--- START ---
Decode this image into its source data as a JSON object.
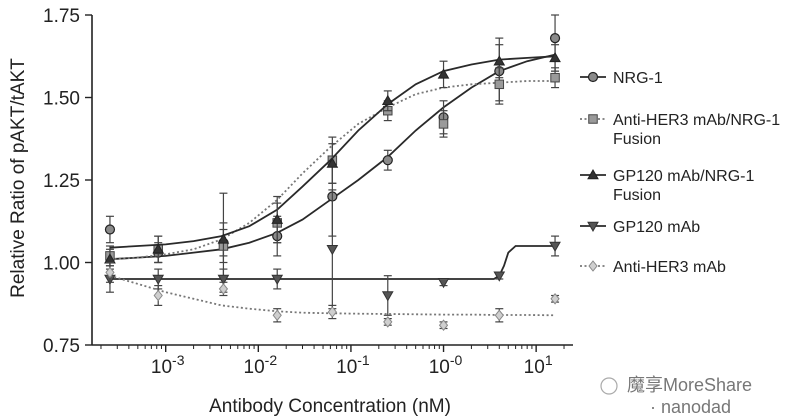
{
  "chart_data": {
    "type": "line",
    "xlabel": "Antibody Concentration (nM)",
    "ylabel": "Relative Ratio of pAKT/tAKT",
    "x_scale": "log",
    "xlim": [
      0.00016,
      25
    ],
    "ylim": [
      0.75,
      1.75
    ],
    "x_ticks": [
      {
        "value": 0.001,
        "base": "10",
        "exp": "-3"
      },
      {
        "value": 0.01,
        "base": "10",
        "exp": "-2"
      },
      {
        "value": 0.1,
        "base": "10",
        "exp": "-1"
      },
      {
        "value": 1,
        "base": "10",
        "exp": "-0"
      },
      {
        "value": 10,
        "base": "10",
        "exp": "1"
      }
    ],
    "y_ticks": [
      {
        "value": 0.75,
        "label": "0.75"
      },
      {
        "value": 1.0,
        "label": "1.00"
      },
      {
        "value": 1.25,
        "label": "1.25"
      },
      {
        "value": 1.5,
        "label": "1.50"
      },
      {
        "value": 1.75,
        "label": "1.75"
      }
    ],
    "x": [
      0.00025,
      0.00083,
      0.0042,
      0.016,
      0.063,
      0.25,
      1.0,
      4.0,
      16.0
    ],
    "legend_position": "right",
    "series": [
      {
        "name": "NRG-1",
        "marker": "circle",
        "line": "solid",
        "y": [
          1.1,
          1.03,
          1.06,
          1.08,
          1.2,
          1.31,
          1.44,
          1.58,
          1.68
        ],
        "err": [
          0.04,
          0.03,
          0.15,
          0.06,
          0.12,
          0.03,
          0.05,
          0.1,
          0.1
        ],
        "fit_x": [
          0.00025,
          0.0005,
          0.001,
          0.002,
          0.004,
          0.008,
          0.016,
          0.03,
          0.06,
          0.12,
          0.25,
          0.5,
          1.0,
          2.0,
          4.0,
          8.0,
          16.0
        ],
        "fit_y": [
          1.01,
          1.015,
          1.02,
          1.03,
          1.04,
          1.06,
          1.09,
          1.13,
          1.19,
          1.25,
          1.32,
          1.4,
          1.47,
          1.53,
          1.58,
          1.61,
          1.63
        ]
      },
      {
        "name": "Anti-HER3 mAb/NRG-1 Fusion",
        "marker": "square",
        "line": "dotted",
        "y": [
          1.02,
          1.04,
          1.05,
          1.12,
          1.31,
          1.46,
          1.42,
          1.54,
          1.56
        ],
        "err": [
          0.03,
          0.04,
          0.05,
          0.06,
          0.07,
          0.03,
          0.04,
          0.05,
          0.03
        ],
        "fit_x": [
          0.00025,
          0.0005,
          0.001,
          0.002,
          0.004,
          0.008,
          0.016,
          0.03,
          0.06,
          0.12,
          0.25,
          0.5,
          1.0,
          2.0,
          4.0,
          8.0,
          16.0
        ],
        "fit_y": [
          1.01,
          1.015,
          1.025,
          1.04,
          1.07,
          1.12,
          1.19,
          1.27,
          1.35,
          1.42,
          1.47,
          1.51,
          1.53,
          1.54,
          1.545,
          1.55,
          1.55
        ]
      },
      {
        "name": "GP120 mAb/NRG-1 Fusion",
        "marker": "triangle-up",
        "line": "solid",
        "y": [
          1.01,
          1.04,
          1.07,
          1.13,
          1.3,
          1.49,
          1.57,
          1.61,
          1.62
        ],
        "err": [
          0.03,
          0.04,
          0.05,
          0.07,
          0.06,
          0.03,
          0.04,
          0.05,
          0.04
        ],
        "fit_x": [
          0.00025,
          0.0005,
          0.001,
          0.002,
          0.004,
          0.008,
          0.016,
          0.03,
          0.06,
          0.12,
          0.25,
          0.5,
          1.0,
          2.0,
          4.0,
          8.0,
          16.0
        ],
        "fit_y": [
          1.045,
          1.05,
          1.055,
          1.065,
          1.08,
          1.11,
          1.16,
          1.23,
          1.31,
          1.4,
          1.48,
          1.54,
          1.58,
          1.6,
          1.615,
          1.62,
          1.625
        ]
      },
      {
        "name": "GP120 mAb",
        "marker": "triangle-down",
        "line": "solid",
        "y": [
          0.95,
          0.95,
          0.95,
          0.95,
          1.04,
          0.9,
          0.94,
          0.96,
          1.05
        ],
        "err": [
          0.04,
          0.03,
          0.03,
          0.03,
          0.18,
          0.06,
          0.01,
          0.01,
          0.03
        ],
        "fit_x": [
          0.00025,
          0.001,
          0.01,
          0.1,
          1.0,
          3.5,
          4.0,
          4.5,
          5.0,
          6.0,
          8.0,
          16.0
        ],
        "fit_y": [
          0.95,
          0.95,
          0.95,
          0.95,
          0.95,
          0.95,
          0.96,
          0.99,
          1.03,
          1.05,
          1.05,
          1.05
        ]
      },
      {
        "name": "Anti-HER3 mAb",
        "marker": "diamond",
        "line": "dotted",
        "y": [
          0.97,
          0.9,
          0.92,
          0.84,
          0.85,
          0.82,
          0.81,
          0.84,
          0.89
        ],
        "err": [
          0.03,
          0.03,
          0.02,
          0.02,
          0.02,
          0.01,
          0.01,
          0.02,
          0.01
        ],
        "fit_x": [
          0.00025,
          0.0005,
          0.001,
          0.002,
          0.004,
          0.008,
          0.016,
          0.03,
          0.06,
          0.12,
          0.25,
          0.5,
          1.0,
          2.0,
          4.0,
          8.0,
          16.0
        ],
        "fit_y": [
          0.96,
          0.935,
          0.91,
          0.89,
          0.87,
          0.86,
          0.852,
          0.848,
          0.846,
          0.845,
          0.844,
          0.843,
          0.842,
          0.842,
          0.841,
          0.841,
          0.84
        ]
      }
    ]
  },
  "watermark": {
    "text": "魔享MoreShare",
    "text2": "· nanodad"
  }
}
--- END ---
- ACTIVITY -
All of the material must be given again exactly, though no picture may appear in the copy.

- SOLUTION TO THIS EXERCISE -
Decode this image into its source data as a JSON object.
{
  "chart_data": {
    "type": "line",
    "xlabel": "Antibody Concentration (nM)",
    "ylabel": "Relative Ratio of pAKT/tAKT",
    "x_scale": "log",
    "xlim": [
      0.00016,
      25
    ],
    "ylim": [
      0.75,
      1.75
    ],
    "x_ticks": [
      {
        "value": 0.001,
        "base": "10",
        "exp": "-3"
      },
      {
        "value": 0.01,
        "base": "10",
        "exp": "-2"
      },
      {
        "value": 0.1,
        "base": "10",
        "exp": "-1"
      },
      {
        "value": 1,
        "base": "10",
        "exp": "-0"
      },
      {
        "value": 10,
        "base": "10",
        "exp": "1"
      }
    ],
    "y_ticks": [
      {
        "value": 0.75,
        "label": "0.75"
      },
      {
        "value": 1.0,
        "label": "1.00"
      },
      {
        "value": 1.25,
        "label": "1.25"
      },
      {
        "value": 1.5,
        "label": "1.50"
      },
      {
        "value": 1.75,
        "label": "1.75"
      }
    ],
    "x": [
      0.00025,
      0.00083,
      0.0042,
      0.016,
      0.063,
      0.25,
      1.0,
      4.0,
      16.0
    ],
    "legend_position": "right",
    "series": [
      {
        "name": "NRG-1",
        "marker": "circle",
        "line": "solid",
        "y": [
          1.1,
          1.03,
          1.06,
          1.08,
          1.2,
          1.31,
          1.44,
          1.58,
          1.68
        ],
        "err": [
          0.04,
          0.03,
          0.15,
          0.06,
          0.12,
          0.03,
          0.05,
          0.1,
          0.1
        ],
        "fit_x": [
          0.00025,
          0.0005,
          0.001,
          0.002,
          0.004,
          0.008,
          0.016,
          0.03,
          0.06,
          0.12,
          0.25,
          0.5,
          1.0,
          2.0,
          4.0,
          8.0,
          16.0
        ],
        "fit_y": [
          1.01,
          1.015,
          1.02,
          1.03,
          1.04,
          1.06,
          1.09,
          1.13,
          1.19,
          1.25,
          1.32,
          1.4,
          1.47,
          1.53,
          1.58,
          1.61,
          1.63
        ]
      },
      {
        "name": "Anti-HER3 mAb/NRG-1 Fusion",
        "marker": "square",
        "line": "dotted",
        "y": [
          1.02,
          1.04,
          1.05,
          1.12,
          1.31,
          1.46,
          1.42,
          1.54,
          1.56
        ],
        "err": [
          0.03,
          0.04,
          0.05,
          0.06,
          0.07,
          0.03,
          0.04,
          0.05,
          0.03
        ],
        "fit_x": [
          0.00025,
          0.0005,
          0.001,
          0.002,
          0.004,
          0.008,
          0.016,
          0.03,
          0.06,
          0.12,
          0.25,
          0.5,
          1.0,
          2.0,
          4.0,
          8.0,
          16.0
        ],
        "fit_y": [
          1.01,
          1.015,
          1.025,
          1.04,
          1.07,
          1.12,
          1.19,
          1.27,
          1.35,
          1.42,
          1.47,
          1.51,
          1.53,
          1.54,
          1.545,
          1.55,
          1.55
        ]
      },
      {
        "name": "GP120 mAb/NRG-1 Fusion",
        "marker": "triangle-up",
        "line": "solid",
        "y": [
          1.01,
          1.04,
          1.07,
          1.13,
          1.3,
          1.49,
          1.57,
          1.61,
          1.62
        ],
        "err": [
          0.03,
          0.04,
          0.05,
          0.07,
          0.06,
          0.03,
          0.04,
          0.05,
          0.04
        ],
        "fit_x": [
          0.00025,
          0.0005,
          0.001,
          0.002,
          0.004,
          0.008,
          0.016,
          0.03,
          0.06,
          0.12,
          0.25,
          0.5,
          1.0,
          2.0,
          4.0,
          8.0,
          16.0
        ],
        "fit_y": [
          1.045,
          1.05,
          1.055,
          1.065,
          1.08,
          1.11,
          1.16,
          1.23,
          1.31,
          1.4,
          1.48,
          1.54,
          1.58,
          1.6,
          1.615,
          1.62,
          1.625
        ]
      },
      {
        "name": "GP120 mAb",
        "marker": "triangle-down",
        "line": "solid",
        "y": [
          0.95,
          0.95,
          0.95,
          0.95,
          1.04,
          0.9,
          0.94,
          0.96,
          1.05
        ],
        "err": [
          0.04,
          0.03,
          0.03,
          0.03,
          0.18,
          0.06,
          0.01,
          0.01,
          0.03
        ],
        "fit_x": [
          0.00025,
          0.001,
          0.01,
          0.1,
          1.0,
          3.5,
          4.0,
          4.5,
          5.0,
          6.0,
          8.0,
          16.0
        ],
        "fit_y": [
          0.95,
          0.95,
          0.95,
          0.95,
          0.95,
          0.95,
          0.96,
          0.99,
          1.03,
          1.05,
          1.05,
          1.05
        ]
      },
      {
        "name": "Anti-HER3 mAb",
        "marker": "diamond",
        "line": "dotted",
        "y": [
          0.97,
          0.9,
          0.92,
          0.84,
          0.85,
          0.82,
          0.81,
          0.84,
          0.89
        ],
        "err": [
          0.03,
          0.03,
          0.02,
          0.02,
          0.02,
          0.01,
          0.01,
          0.02,
          0.01
        ],
        "fit_x": [
          0.00025,
          0.0005,
          0.001,
          0.002,
          0.004,
          0.008,
          0.016,
          0.03,
          0.06,
          0.12,
          0.25,
          0.5,
          1.0,
          2.0,
          4.0,
          8.0,
          16.0
        ],
        "fit_y": [
          0.96,
          0.935,
          0.91,
          0.89,
          0.87,
          0.86,
          0.852,
          0.848,
          0.846,
          0.845,
          0.844,
          0.843,
          0.842,
          0.842,
          0.841,
          0.841,
          0.84
        ]
      }
    ]
  },
  "watermark": {
    "text": "魔享MoreShare",
    "text2": "· nanodad"
  }
}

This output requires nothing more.